## [Problem statement]
Retype each entry below, keeping every character the same.

## [Listing]
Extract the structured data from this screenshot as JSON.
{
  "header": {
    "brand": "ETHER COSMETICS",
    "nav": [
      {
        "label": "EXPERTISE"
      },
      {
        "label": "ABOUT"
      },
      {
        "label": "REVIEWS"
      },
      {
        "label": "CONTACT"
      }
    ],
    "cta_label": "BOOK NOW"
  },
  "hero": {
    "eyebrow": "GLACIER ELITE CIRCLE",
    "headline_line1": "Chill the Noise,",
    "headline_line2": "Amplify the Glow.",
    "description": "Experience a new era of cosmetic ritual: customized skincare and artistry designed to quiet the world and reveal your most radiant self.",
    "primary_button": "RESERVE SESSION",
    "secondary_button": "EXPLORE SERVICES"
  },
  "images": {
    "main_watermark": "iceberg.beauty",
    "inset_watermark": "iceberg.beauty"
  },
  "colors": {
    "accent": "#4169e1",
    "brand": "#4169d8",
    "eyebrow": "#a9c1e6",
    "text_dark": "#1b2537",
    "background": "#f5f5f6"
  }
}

## [Exercise answer]
Extract the structured data from this screenshot as JSON.
{
  "header": {
    "brand": "ETHER COSMETICS",
    "nav": [
      {
        "label": "EXPERTISE"
      },
      {
        "label": "ABOUT"
      },
      {
        "label": "REVIEWS"
      },
      {
        "label": "CONTACT"
      }
    ],
    "cta_label": "BOOK NOW"
  },
  "hero": {
    "eyebrow": "GLACIER ELITE CIRCLE",
    "headline_line1": "Chill the Noise,",
    "headline_line2": "Amplify the Glow.",
    "description": "Experience a new era of cosmetic ritual: customized skincare and artistry designed to quiet the world and reveal your most radiant self.",
    "primary_button": "RESERVE SESSION",
    "secondary_button": "EXPLORE SERVICES"
  },
  "images": {
    "main_watermark": "iceberg.beauty",
    "inset_watermark": "iceberg.beauty"
  },
  "colors": {
    "accent": "#4169e1",
    "brand": "#4169d8",
    "eyebrow": "#a9c1e6",
    "text_dark": "#1b2537",
    "background": "#f5f5f6"
  }
}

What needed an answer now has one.